=== Stated exercise ===
Your task is to output the data exactly as it stands.

* begin Dataset entries *

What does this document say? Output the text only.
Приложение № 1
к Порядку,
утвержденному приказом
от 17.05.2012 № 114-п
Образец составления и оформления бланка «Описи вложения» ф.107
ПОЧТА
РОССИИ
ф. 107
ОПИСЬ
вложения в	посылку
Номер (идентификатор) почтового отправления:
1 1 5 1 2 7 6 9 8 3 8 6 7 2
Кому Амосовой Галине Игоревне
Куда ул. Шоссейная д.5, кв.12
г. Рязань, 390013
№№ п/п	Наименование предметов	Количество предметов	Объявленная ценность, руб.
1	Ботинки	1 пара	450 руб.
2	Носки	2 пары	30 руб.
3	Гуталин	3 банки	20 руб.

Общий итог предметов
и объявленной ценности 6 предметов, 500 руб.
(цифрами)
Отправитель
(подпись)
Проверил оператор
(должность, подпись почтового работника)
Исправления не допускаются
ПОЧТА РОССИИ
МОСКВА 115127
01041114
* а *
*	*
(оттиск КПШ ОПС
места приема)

* end Dataset entries *

=== Finished task ===
What does this document say? Output the text only.
Приложение № 1
к Порядку,
утвержденному приказом
от 17.05.2012 № 114-п
Образец составления и оформления бланка «Описи вложения» ф.107
ПОЧТА
РОССИИ
ф. 107
ОПИСЬ
вложения в	посылку
Номер (идентификатор) почтового отправления:
1 1 5 1 2 7 6 9 8 3 8 6 7 2
Кому Амосовой Галине Игоревне
Куда ул. Шоссейная д.5, кв.12
г. Рязань, 390013
№№ п/п	Наименование предметов	Количество предметов	Объявленная ценность, руб.
1	Ботинки	1 пара	450 руб.
2	Носки	2 пары	30 руб.
3	Гуталин	3 банки	20 руб.

Общий итог предметов
и объявленной ценности 6 предметов, 500 руб.
(цифрами)
Отправитель
(подпись)
Проверил оператор
(должность, подпись почтового работника)
Исправления не допускаются
ПОЧТА РОССИИ
МОСКВА 115127
01041114
* а *
*	*
(оттиск КПШ ОПС
места приема)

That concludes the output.